Input —
/---
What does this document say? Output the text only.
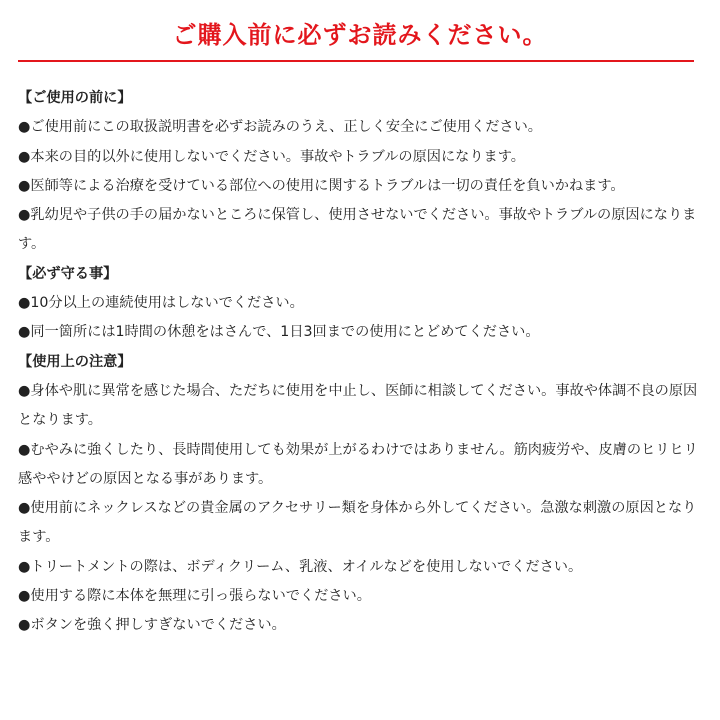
ご購入前に必ずお読みください。

【ご使用の前に】

●ご使用前にこの取扱説明書を必ずお読みのうえ、正しく安全にご使用ください。

●本来の目的以外に使用しないでください。事故やトラブルの原因になります。

●医師等による治療を受けている部位への使用に関するトラブルは一切の責任を負いかねます。

●乳幼児や子供の手の届かないところに保管し、使用させないでください。事故やトラブルの原因になります。

【必ず守る事】

●10分以上の連続使用はしないでください。

●同一箇所には1時間の休憩をはさんで、1日3回までの使用にとどめてください。

【使用上の注意】

●身体や肌に異常を感じた場合、ただちに使用を中止し、医師に相談してください。事故や体調不良の原因となります。

●むやみに強くしたり、長時間使用しても効果が上がるわけではありません。筋肉疲労や、皮膚のヒリヒリ感ややけどの原因となる事があります。

●使用前にネックレスなどの貴金属のアクセサリー類を身体から外してください。急激な刺激の原因となります。

●トリートメントの際は、ボディクリーム、乳液、オイルなどを使用しないでください。

●使用する際に本体を無理に引っ張らないでください。

●ボタンを強く押しすぎないでください。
\---
Reproduce all of the material above word for word. Omit the pictures.

What does this document say? Output the text only.
ご購入前に必ずお読みください。

【ご使用の前に】

●ご使用前にこの取扱説明書を必ずお読みのうえ、正しく安全にご使用ください。

●本来の目的以外に使用しないでください。事故やトラブルの原因になります。

●医師等による治療を受けている部位への使用に関するトラブルは一切の責任を負いかねます。

●乳幼児や子供の手の届かないところに保管し、使用させないでください。事故やトラブルの原因になります。

【必ず守る事】

●10分以上の連続使用はしないでください。

●同一箇所には1時間の休憩をはさんで、1日3回までの使用にとどめてください。

【使用上の注意】

●身体や肌に異常を感じた場合、ただちに使用を中止し、医師に相談してください。事故や体調不良の原因となります。

●むやみに強くしたり、長時間使用しても効果が上がるわけではありません。筋肉疲労や、皮膚のヒリヒリ感ややけどの原因となる事があります。

●使用前にネックレスなどの貴金属のアクセサリー類を身体から外してください。急激な刺激の原因となります。

●トリートメントの際は、ボディクリーム、乳液、オイルなどを使用しないでください。

●使用する際に本体を無理に引っ張らないでください。

●ボタンを強く押しすぎないでください。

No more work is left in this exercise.